[START]
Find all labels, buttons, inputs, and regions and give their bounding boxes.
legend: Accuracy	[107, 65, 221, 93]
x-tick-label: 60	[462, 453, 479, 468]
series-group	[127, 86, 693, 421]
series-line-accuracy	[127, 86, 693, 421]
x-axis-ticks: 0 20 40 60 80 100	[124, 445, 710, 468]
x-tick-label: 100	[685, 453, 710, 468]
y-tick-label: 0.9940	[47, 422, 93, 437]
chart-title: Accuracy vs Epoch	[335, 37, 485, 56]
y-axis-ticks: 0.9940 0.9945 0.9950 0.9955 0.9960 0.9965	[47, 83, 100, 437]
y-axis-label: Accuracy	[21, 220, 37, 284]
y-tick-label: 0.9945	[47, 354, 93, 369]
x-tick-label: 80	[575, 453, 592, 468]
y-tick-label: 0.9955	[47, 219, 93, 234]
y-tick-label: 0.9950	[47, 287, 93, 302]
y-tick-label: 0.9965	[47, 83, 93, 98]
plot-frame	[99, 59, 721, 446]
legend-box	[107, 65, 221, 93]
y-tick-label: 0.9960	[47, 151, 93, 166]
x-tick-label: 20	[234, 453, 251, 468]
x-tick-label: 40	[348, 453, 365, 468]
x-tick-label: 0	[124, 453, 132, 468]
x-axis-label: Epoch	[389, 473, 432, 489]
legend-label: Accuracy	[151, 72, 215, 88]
[END]
- **Problem to solve**: Reproduce every line of the material above without any change.

- **Expected output**:
Find all labels, buttons, inputs, and regions and give their bounding boxes.
legend: Accuracy	[107, 65, 221, 93]
x-tick-label: 60	[462, 453, 479, 468]
series-group	[127, 86, 693, 421]
series-line-accuracy	[127, 86, 693, 421]
x-axis-ticks: 0 20 40 60 80 100	[124, 445, 710, 468]
x-tick-label: 100	[685, 453, 710, 468]
y-tick-label: 0.9940	[47, 422, 93, 437]
chart-title: Accuracy vs Epoch	[335, 37, 485, 56]
y-axis-ticks: 0.9940 0.9945 0.9950 0.9955 0.9960 0.9965	[47, 83, 100, 437]
y-axis-label: Accuracy	[21, 220, 37, 284]
y-tick-label: 0.9945	[47, 354, 93, 369]
x-tick-label: 80	[575, 453, 592, 468]
y-tick-label: 0.9955	[47, 219, 93, 234]
y-tick-label: 0.9950	[47, 287, 93, 302]
y-tick-label: 0.9965	[47, 83, 93, 98]
plot-frame	[99, 59, 721, 446]
legend-box	[107, 65, 221, 93]
y-tick-label: 0.9960	[47, 151, 93, 166]
x-tick-label: 20	[234, 453, 251, 468]
x-tick-label: 40	[348, 453, 365, 468]
x-tick-label: 0	[124, 453, 132, 468]
x-axis-label: Epoch	[389, 473, 432, 489]
legend-label: Accuracy	[151, 72, 215, 88]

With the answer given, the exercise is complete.